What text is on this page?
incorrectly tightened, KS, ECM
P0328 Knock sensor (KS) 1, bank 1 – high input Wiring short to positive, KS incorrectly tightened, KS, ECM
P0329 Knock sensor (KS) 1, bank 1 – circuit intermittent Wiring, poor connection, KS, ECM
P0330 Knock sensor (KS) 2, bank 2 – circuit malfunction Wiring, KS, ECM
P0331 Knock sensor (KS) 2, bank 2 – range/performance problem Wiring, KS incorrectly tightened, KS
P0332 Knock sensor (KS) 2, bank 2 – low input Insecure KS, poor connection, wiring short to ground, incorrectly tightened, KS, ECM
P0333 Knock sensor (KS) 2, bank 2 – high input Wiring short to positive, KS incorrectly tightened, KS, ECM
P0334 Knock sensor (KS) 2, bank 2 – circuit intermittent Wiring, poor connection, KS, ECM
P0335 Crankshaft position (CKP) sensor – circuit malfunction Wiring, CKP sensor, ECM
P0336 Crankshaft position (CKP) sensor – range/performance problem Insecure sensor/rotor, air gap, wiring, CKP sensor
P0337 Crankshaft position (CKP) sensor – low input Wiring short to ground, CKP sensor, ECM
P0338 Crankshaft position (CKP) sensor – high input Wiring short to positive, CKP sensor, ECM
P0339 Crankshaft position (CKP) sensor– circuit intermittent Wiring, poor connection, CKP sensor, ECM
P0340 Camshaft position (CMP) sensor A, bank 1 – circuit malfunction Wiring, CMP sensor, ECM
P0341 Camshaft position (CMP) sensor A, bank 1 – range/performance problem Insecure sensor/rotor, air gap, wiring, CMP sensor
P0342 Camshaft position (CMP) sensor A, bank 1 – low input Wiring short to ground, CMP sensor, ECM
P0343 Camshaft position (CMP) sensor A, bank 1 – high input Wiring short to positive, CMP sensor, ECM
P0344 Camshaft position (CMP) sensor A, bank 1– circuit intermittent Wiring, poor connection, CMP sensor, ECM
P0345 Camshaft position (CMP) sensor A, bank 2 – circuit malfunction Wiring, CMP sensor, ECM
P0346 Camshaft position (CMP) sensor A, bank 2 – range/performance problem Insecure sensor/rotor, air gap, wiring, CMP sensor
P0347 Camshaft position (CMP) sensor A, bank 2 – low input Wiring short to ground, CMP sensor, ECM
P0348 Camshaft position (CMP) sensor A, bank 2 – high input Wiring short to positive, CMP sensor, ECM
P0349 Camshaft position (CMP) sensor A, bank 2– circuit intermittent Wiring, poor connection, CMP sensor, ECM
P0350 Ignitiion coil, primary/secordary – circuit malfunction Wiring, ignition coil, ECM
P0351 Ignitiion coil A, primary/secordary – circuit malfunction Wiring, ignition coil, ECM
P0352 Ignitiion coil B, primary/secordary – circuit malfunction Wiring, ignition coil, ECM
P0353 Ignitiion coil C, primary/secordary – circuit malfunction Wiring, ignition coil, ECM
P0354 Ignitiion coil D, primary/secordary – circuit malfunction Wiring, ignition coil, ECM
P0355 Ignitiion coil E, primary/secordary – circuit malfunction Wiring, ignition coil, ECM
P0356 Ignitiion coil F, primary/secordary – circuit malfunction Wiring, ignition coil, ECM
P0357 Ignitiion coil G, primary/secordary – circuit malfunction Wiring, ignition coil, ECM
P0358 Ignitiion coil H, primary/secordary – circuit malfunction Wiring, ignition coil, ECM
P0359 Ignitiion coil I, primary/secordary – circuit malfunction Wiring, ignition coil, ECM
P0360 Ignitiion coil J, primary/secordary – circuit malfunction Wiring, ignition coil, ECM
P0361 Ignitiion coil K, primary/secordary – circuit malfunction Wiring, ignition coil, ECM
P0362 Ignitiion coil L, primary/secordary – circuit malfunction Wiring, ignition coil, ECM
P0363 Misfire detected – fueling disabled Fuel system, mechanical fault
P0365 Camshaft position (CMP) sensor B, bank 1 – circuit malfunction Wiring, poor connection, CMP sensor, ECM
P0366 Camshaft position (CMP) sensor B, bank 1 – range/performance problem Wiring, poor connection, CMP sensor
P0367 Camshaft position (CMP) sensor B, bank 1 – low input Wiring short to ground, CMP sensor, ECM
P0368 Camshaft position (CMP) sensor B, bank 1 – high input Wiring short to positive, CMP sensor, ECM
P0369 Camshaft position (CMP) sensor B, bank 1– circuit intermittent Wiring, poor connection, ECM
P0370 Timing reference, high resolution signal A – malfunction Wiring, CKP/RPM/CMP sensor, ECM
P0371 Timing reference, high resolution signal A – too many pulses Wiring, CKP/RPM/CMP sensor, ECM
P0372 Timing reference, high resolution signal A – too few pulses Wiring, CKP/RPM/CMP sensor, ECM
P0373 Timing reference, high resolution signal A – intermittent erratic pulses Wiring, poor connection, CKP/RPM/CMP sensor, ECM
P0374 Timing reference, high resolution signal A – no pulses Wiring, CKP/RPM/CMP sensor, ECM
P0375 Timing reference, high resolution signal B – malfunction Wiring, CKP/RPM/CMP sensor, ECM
__________________________________________________
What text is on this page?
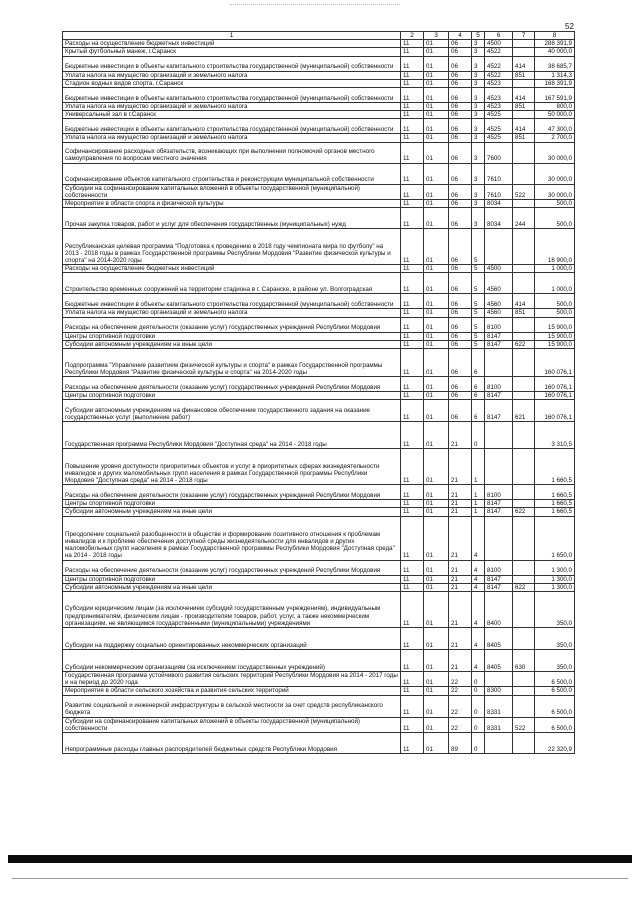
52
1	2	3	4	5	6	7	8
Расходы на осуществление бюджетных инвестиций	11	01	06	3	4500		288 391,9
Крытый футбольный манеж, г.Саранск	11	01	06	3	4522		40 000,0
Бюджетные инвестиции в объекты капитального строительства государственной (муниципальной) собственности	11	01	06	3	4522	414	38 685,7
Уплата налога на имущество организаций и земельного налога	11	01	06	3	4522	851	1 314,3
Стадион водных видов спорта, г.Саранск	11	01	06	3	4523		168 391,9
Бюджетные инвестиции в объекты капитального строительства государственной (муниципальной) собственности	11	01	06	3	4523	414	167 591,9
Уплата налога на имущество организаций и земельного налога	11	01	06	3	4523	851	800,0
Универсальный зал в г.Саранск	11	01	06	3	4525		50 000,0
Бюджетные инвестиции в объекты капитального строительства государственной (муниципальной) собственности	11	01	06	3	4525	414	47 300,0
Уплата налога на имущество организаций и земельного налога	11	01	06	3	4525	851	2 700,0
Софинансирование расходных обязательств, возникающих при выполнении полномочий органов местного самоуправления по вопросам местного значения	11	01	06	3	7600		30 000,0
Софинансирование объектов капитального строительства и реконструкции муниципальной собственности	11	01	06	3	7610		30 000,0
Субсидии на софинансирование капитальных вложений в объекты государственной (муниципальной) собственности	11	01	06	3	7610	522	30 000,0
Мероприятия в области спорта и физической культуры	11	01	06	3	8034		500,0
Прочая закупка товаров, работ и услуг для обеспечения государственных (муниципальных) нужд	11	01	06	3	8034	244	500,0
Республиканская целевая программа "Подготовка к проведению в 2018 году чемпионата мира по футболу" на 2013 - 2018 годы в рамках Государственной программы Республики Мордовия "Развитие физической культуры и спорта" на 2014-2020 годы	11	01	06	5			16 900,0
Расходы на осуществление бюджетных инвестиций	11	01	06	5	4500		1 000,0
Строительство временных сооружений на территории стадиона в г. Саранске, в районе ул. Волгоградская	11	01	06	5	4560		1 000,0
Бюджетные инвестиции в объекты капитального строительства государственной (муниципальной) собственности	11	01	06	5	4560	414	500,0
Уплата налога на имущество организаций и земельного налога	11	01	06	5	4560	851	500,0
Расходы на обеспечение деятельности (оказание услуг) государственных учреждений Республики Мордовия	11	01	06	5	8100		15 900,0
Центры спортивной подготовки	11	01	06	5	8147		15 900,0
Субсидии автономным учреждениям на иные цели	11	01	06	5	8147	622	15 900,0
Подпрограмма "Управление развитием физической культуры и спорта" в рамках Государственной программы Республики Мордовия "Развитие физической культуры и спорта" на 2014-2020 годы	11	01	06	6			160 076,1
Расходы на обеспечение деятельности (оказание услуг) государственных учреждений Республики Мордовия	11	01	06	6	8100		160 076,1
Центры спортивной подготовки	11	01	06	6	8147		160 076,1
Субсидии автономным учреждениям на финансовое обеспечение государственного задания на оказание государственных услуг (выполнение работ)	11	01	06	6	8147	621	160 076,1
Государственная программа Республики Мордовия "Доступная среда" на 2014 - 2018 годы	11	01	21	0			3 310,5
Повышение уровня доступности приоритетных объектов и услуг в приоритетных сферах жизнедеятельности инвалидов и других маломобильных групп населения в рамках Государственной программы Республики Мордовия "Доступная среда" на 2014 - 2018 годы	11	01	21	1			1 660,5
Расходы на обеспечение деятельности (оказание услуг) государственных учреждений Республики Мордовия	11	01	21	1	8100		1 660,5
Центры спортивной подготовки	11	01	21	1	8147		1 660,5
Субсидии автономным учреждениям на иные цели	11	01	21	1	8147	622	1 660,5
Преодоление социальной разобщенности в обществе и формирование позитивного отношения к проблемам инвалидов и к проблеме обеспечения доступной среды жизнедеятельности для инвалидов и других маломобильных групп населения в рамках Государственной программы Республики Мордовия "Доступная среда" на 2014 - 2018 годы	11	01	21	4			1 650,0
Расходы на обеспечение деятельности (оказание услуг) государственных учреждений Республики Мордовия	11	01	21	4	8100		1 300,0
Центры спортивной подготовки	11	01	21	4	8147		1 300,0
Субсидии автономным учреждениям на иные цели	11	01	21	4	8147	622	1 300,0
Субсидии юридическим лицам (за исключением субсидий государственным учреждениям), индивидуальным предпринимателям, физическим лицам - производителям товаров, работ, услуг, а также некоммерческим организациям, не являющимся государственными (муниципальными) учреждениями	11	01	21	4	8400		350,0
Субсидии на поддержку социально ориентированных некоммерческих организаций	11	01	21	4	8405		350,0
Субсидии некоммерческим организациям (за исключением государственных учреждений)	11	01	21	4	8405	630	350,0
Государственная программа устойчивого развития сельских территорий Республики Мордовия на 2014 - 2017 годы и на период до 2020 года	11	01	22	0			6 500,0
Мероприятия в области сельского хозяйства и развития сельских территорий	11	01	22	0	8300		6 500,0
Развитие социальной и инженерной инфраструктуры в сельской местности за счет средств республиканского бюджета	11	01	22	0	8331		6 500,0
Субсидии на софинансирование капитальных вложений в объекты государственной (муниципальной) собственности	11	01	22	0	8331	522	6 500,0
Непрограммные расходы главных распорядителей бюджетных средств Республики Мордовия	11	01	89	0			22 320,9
__________________________________________________
» Exercise task
Copy out every line from the data above that has "сельских" in it.

» Expected answer
Государственная программа устойчивого развития сельских территорий Республики Мордовия на 2014 - 2017 годы и на период до 2020 года	11	01	22	0			6 500,0
Мероприятия в области сельского хозяйства и развития сельских территорий	11	01	22	0	8300		6 500,0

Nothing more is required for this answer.